◆ **Extract to read**:
Nothing less than a global e-democracy movement fully supported by global non-governmental agencies will have the capacity to generate the change required for a stable future society and environment.

Global strategy forums employing cyber ethical operation and the best resources of internet technology will enable the e-democrat movement to leap over the moral and economic inertia of multinational corporations and the national governments. This global democracy of the future will create accepted change outcomes because of the technological ability of the global collaborators to create "open source" social, economic, and environmental solutions involving unprecedented complexity and coordination.

Global citizens will see themselves as part of the solution to the "big issues" described. It is clear there is an important role for such organisations as the United Nations, cyber ethical corporations, internet and human rights organisations, environmental activists, and many other diverse interest groups of global society. The influence of the e-democratic movement is potentially vast and includes the ability to reshape the global economy using precise and time-sensitive market manipulation to allow responsible global redistribution of essential resources.

The immediate strategy for promotion of e-democracy is the realisation of an optimal internet global infrastructure, and the educative process of developing a consciousness of cyber ethical principles for its use. But more important than the nuts and bolts of a future global management system, is the ownership and leadership of e-democracy itself. This may emerge from the promising global community of the internet and its informal communication system, or may result from a collaboration of existing global agencies.

The potential value of the cyber ethical internet is more than the sum of its parts because its power will derive from the peaceful base of hundreds of millions of individuals using the internet to realise global democracy. To refer back to the title of this paper, democracy in the internet is not only possible, it is a natural progression for global citizens to "own" the technology and put it to best use.

Acknowledgement

This paper is based on a chapter in the Ph.D. thesis [Shearer 1999] of the first author - Jenny Shearer - with the second author - Hermann Maurer - acting as main supervisor.

Data for document layout analysis
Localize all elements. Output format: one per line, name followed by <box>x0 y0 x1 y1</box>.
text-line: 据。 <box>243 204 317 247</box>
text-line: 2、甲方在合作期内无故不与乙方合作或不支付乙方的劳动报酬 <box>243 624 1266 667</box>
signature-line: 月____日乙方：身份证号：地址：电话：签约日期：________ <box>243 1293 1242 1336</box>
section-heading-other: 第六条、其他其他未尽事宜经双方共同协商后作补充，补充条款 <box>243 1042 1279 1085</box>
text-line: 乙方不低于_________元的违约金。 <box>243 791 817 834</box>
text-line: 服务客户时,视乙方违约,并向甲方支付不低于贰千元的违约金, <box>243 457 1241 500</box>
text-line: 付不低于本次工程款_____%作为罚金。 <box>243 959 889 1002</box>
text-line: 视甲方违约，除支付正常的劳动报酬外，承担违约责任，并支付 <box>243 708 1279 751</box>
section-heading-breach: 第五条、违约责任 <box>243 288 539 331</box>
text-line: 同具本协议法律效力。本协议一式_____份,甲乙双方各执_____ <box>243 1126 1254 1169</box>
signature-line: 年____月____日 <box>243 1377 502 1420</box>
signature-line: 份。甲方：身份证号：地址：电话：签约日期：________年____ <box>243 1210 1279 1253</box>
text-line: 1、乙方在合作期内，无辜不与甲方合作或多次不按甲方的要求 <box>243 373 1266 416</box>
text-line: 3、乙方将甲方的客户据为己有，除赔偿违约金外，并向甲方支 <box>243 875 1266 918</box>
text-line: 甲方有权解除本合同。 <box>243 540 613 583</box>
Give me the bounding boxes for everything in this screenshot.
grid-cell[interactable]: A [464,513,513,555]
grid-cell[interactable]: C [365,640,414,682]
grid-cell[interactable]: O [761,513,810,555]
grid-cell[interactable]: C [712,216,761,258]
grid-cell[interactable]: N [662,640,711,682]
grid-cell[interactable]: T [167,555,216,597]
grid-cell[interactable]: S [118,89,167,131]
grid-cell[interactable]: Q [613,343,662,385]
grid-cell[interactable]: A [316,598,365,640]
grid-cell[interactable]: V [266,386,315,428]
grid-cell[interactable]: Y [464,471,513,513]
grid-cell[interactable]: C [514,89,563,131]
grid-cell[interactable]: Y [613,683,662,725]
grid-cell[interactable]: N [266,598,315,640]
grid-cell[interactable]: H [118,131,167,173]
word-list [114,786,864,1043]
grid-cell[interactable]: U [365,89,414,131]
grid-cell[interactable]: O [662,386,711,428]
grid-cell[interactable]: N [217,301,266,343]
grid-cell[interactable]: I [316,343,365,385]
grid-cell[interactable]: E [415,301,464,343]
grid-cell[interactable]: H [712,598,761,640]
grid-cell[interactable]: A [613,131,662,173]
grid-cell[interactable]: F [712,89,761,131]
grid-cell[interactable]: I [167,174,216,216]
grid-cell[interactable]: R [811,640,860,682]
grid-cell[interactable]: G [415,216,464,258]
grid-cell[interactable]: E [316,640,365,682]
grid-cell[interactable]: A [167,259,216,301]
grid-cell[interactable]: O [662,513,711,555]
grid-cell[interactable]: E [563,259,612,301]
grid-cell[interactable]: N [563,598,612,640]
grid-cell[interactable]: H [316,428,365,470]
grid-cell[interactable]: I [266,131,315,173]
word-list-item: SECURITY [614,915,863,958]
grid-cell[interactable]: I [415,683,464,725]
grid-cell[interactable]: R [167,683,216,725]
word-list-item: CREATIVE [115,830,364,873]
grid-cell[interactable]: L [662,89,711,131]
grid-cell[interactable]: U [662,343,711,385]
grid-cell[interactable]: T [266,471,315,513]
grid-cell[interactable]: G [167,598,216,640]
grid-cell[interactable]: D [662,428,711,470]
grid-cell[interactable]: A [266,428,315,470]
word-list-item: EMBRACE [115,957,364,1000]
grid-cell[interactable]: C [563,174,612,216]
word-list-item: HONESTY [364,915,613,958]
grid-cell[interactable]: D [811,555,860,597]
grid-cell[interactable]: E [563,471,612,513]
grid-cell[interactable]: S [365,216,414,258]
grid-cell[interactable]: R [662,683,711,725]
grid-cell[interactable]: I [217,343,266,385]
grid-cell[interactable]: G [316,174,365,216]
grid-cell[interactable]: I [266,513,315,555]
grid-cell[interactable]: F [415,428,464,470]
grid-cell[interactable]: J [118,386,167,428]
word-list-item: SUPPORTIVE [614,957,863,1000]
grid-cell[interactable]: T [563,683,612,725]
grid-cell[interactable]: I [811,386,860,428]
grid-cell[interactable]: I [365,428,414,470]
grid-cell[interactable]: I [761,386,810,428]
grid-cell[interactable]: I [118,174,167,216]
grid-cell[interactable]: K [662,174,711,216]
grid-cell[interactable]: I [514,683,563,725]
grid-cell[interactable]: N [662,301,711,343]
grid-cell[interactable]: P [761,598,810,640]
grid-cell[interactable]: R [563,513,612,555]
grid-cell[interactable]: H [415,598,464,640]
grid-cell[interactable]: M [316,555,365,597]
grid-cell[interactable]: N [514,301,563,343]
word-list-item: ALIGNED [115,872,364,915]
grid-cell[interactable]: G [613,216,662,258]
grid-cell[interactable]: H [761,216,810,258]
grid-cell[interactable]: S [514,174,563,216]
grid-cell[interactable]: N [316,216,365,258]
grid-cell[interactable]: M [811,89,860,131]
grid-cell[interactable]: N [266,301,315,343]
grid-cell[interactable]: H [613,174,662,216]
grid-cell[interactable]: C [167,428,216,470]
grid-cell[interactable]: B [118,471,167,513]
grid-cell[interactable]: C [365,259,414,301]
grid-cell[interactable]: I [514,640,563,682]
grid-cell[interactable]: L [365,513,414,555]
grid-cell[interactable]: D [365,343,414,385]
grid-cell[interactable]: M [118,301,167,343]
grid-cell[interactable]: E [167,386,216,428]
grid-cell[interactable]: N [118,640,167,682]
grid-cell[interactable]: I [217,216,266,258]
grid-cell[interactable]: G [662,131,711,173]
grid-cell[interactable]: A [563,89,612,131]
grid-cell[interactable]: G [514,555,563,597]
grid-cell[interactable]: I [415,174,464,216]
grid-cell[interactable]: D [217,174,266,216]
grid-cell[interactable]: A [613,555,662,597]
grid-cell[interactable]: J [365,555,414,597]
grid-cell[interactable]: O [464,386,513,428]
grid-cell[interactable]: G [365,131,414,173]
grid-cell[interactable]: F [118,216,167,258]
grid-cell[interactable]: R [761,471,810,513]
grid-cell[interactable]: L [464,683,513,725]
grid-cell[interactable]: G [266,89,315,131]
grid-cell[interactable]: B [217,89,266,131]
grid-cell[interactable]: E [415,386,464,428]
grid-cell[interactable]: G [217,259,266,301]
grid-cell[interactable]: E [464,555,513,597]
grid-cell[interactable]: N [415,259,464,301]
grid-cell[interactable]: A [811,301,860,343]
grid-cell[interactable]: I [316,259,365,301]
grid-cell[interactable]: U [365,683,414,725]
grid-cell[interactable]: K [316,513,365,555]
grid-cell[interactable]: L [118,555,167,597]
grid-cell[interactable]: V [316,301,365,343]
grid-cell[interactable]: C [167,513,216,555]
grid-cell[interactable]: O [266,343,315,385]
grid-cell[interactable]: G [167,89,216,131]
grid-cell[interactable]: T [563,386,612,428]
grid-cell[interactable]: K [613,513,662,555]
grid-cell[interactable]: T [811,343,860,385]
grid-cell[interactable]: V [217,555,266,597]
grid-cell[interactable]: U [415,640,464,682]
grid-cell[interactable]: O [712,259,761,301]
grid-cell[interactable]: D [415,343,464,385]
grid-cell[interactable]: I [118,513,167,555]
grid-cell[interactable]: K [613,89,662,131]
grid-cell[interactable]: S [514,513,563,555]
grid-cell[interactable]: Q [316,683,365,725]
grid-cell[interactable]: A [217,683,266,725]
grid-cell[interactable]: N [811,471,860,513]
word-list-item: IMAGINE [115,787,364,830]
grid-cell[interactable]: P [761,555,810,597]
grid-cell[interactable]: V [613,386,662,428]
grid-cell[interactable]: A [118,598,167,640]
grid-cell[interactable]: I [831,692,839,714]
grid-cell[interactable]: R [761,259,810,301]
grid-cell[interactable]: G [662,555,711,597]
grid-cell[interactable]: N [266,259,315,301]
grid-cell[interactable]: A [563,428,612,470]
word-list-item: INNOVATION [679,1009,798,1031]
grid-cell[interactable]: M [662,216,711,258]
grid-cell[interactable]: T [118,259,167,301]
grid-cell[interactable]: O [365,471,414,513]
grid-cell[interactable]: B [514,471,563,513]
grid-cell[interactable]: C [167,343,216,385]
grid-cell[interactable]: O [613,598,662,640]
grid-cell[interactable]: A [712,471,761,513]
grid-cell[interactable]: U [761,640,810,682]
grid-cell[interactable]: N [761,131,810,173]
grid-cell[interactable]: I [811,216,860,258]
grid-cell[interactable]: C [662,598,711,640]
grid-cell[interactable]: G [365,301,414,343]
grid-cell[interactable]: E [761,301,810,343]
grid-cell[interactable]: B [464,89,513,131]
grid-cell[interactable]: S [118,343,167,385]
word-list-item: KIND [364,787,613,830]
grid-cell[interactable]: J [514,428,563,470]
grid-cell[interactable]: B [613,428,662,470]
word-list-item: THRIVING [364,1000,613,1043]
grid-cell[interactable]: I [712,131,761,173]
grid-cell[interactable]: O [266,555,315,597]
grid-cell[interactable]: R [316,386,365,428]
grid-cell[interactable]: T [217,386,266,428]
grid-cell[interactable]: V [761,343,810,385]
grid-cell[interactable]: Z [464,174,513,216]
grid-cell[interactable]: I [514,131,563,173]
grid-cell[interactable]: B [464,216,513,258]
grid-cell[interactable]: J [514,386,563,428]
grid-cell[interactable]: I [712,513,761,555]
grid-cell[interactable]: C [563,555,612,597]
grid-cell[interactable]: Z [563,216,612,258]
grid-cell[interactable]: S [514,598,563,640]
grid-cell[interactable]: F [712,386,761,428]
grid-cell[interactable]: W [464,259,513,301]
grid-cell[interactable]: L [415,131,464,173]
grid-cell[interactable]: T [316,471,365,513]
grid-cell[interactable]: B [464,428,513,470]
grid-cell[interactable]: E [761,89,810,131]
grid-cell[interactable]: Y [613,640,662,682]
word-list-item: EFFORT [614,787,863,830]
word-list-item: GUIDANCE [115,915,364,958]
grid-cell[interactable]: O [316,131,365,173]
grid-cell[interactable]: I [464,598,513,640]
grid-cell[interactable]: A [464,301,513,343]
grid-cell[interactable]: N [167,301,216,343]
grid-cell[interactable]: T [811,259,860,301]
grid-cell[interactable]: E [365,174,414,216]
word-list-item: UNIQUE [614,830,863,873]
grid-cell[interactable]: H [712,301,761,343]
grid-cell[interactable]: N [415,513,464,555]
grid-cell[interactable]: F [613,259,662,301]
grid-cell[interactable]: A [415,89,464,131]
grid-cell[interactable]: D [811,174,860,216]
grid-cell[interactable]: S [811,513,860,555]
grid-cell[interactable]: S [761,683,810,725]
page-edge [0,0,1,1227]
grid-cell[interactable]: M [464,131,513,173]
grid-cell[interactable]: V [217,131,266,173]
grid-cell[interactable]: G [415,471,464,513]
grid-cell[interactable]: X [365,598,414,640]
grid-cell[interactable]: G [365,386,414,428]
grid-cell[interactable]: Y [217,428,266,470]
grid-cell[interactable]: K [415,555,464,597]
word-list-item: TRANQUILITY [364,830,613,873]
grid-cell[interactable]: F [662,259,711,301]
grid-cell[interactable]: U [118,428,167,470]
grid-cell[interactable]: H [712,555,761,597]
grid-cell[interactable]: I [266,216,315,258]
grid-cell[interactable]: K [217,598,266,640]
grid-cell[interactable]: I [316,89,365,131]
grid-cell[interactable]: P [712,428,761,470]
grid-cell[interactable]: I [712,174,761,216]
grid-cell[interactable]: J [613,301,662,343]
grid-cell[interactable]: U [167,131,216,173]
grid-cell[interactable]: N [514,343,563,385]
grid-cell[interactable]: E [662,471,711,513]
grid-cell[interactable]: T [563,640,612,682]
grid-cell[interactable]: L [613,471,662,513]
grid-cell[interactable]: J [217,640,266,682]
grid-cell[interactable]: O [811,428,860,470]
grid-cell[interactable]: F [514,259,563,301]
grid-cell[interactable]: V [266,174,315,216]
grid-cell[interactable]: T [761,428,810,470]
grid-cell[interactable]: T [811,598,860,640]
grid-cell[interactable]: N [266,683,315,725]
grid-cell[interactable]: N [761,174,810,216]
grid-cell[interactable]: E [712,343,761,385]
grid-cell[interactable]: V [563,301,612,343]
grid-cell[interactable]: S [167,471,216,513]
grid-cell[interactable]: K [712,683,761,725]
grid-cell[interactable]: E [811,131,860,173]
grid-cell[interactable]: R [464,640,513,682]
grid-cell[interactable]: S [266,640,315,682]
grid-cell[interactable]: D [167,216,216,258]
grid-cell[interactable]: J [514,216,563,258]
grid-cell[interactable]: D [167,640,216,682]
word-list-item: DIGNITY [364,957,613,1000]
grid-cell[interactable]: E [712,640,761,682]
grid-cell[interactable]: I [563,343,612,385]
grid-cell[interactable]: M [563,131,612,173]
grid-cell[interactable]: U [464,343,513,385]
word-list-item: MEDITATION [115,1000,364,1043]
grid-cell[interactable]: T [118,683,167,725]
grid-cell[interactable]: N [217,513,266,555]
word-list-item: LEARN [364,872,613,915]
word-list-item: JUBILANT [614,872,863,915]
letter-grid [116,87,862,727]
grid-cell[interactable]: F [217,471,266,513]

◆ **Required work**: Output the e-democracy passage word for word, starting at the words "This paper is" and stopping after the words "as main supervisor.".

◆ **Completed exercise**:
This paper is based on a chapter in the Ph.D. thesis [Shearer 1999] of the first author - Jenny Shearer - with the second author - Hermann Maurer - acting as main supervisor.